#### [Actions to take]
A. What half-life does the excerpt on radiation give for potassium-40?
B. Which things does the excerpt on radiation name as emitting radiation under the definition that covers all forms of light?
C. In the excerpt on radiation, write out the passage starting with "Few terms are" and going on through "No one knew.", substituting "photographic plates" for "photographic paper".

Zapped by Bob Berman
Author:Bob Berman
Language: eng
Format: epub
Tags: Science / Physics / Optics & Light
Publisher: Little, Brown and Company
Published: 2017-08-07T16:00:00+00:00
CHAPTER 15
What’s in Your Basement?
Did you know that a single whole-body CT scan often delivers more radiation than was received by Hiroshima survivors a mile from ground zero? Or that living across the street from a nuclear power plant for a full year gives you less radiation than eating a single banana? (That fruit contains a tiny bit of radioactive potassium-40, the main source of radioactivity in our bodies. It has a half-life of 1.42 billion years, so you might as well learn to like it.)
What is radiation? And how much of it is too much? For the vast majority of us, this issue is utterly bewildering. In our exploration of unseen rays and invisible hazards, we need a serious “time-out” to understand radiation.
Few terms are more misunderstood. Since the middle of the nineteenth century and the work of Faraday and Maxwell, all forms of light have been termed electromagnetic radiation. By this definition, a candle emits radiation, as do a night-light and the moon. Of course, such radiation is totally harmless.
By the final years of the nineteenth century, physicists began to discover invisible emanations in their labs and, as it turned out, throughout nature. Radium darkened photographic paper just the way X-rays did. This, too, was radiation, but an unknown kind. Was radium emitting tiny particles smaller than atoms? Or, instead, was it emitting unknown varieties of light rays? Whatever its nature, scientists wondered whether it was harmful or benign. Could it even be salutary? No one knew.

#### [Excerpted data]
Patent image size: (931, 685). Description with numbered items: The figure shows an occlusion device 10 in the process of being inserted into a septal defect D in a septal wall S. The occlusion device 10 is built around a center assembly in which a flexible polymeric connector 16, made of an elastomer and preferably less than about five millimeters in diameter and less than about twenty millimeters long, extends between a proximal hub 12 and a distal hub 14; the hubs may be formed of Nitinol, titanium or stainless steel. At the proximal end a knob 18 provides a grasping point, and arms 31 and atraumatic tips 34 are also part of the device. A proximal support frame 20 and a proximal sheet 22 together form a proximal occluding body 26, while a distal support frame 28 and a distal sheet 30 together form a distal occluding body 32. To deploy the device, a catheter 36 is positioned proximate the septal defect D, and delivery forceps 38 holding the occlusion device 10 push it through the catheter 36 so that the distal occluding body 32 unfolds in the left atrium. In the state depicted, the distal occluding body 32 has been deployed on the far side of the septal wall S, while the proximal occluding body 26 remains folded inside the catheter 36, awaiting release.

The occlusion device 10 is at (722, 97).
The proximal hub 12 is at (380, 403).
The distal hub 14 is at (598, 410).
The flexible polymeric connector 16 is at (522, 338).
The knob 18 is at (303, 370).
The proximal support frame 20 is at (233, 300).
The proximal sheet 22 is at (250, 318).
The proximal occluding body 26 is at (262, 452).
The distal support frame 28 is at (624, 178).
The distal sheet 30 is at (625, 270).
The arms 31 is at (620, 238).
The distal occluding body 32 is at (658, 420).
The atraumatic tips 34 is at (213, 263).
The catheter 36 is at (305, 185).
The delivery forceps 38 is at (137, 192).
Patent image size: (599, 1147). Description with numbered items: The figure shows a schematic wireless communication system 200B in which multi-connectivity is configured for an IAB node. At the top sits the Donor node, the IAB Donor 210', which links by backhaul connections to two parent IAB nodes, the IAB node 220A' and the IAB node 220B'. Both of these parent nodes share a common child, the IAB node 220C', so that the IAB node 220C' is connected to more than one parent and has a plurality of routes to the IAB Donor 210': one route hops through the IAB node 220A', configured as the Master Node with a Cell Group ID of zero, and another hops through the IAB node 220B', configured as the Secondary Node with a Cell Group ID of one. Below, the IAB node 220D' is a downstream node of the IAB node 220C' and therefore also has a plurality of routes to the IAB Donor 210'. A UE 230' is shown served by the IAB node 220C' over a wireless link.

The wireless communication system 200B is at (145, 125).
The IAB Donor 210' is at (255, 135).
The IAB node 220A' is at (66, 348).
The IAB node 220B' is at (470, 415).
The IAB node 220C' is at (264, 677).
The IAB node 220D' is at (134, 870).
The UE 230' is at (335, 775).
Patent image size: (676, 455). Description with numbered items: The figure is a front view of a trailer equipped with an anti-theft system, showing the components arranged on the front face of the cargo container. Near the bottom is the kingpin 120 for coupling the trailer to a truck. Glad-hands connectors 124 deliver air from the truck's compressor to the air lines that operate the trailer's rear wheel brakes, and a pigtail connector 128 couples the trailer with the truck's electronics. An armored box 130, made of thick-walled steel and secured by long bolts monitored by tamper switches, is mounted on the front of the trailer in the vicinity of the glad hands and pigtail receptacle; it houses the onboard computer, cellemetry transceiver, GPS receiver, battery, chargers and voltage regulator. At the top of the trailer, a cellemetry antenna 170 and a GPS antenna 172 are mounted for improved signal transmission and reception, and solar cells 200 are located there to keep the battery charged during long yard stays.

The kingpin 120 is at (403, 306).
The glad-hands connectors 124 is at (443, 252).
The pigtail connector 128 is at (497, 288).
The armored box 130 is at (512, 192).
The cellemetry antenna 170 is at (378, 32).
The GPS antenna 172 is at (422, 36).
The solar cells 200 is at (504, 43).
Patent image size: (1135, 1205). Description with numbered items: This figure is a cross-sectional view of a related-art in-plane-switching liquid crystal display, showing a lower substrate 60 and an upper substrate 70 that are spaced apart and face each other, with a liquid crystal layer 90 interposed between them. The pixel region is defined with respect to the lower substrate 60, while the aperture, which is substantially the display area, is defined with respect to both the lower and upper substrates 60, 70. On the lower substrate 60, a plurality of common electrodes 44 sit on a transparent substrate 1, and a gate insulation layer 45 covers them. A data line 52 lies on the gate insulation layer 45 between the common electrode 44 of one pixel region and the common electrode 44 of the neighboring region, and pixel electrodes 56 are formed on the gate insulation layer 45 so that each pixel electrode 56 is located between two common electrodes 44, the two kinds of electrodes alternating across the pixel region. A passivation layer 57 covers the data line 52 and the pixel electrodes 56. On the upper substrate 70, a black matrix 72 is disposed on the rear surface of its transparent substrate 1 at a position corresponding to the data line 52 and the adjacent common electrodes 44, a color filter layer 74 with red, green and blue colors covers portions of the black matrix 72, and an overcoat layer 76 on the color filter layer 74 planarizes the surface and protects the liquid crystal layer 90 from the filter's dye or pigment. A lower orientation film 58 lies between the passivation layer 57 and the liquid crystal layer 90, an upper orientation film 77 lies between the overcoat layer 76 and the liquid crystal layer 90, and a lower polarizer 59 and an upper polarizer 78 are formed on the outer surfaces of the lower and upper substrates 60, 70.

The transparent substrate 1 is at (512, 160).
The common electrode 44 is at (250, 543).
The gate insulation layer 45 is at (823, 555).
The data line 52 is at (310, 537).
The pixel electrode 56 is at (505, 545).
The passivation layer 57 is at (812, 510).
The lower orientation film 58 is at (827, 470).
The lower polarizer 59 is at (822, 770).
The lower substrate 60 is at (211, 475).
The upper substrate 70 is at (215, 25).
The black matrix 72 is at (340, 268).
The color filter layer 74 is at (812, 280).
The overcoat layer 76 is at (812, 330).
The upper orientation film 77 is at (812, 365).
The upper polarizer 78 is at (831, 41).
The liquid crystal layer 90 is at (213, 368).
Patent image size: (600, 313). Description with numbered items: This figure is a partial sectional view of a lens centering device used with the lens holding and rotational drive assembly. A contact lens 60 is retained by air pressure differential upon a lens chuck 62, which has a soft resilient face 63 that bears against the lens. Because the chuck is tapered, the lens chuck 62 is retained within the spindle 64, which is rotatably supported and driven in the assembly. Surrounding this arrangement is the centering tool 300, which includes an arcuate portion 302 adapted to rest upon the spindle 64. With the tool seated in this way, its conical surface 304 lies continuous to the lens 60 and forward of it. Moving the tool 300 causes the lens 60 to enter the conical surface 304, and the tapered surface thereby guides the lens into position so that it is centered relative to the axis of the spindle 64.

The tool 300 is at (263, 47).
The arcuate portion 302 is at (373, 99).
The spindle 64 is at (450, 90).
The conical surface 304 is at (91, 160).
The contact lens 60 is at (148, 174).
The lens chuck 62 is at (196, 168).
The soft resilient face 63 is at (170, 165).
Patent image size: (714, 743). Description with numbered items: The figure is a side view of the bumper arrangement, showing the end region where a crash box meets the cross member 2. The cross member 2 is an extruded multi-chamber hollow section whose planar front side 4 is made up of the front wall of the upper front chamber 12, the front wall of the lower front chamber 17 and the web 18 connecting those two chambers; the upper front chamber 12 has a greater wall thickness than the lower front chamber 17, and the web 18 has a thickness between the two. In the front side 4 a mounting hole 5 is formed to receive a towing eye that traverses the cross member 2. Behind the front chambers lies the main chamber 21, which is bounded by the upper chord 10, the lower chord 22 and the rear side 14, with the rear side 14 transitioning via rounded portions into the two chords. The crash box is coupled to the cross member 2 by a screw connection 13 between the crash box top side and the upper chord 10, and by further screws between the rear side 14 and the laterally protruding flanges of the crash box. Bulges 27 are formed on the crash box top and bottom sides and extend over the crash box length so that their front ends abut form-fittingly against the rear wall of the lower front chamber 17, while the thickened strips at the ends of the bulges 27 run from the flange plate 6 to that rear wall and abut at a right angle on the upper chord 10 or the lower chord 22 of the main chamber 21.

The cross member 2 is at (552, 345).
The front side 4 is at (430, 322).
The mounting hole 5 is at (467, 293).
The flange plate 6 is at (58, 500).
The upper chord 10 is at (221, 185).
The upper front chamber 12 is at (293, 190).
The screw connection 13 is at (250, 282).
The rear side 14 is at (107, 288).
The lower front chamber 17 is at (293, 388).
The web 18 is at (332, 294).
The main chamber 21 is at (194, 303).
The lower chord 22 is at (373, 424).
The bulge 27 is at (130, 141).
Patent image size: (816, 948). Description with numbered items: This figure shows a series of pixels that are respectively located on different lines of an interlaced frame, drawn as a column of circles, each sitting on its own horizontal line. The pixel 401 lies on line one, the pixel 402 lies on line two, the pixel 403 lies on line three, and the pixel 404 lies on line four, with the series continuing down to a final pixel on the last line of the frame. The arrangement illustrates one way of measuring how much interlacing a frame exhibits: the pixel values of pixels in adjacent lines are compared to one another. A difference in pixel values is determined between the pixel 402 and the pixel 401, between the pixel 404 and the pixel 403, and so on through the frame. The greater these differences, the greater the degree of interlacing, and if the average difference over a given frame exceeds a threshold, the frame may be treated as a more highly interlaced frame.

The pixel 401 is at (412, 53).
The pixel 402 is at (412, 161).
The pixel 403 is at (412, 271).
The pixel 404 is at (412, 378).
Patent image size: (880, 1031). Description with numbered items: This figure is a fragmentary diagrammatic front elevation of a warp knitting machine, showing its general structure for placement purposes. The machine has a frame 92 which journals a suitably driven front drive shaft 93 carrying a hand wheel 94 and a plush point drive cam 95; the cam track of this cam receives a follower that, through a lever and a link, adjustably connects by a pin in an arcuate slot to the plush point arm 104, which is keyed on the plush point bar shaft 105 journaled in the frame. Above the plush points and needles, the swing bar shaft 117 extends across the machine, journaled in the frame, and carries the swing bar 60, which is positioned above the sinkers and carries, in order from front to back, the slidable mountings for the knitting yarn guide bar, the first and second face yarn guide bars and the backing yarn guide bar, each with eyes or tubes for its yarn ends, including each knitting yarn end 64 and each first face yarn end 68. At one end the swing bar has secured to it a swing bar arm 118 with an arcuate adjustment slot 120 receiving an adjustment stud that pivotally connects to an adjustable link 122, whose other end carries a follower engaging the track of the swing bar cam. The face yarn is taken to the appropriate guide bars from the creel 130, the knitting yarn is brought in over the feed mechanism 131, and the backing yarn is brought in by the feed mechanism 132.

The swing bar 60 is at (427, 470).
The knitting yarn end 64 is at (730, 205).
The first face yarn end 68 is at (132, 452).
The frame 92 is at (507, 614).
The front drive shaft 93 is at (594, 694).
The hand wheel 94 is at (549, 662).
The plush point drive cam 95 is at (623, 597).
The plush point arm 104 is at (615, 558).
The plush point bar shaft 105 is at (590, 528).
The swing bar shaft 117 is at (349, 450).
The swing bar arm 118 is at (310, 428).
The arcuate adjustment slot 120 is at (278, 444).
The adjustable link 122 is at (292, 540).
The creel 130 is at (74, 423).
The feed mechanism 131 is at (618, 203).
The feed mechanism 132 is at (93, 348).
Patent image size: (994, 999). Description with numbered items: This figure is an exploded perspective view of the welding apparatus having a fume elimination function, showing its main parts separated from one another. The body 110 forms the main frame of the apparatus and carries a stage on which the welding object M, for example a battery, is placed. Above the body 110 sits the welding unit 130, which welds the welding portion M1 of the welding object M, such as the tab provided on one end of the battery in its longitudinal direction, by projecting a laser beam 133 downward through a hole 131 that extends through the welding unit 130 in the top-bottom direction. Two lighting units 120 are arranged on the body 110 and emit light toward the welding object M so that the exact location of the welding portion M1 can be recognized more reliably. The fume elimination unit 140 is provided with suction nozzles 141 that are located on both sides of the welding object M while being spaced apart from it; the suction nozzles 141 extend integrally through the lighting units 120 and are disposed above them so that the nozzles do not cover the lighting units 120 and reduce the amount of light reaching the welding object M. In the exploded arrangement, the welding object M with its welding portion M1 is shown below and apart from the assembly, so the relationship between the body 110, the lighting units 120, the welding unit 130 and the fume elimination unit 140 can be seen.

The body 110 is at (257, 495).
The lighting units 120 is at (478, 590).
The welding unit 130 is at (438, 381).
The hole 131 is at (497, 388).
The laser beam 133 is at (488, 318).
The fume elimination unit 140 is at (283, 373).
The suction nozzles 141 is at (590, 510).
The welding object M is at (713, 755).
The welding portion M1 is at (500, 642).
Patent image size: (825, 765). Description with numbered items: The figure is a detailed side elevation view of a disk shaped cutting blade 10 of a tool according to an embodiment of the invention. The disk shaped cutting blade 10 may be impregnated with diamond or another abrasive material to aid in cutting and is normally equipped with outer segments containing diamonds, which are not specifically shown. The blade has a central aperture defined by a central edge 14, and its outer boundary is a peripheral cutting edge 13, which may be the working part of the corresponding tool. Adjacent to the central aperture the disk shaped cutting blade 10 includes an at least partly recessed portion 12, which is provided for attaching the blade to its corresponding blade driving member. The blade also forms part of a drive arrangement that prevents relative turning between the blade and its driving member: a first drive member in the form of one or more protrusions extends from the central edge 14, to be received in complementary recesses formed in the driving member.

#### [Expected results]
A. 1.42 billion years

B. a candle, a night-light, the moon

C.
Few terms are more misunderstood. Since the middle of the nineteenth century and the work of Faraday and Maxwell, all forms of light have been termed electromagnetic radiation. By this definition, a candle emits radiation, as do a night-light and the moon. Of course, such radiation is totally harmless.
By the final years of the nineteenth century, physicists began to discover invisible emanations in their labs and, as it turned out, throughout nature. Radium darkened photographic plates just the way X-rays did. This, too, was radiation, but an unknown kind. Was radium emitting tiny particles smaller than atoms? Or, instead, was it emitting unknown varieties of light rays? Whatever its nature, scientists wondered whether it was harmful or benign. Could it even be salutary? No one knew.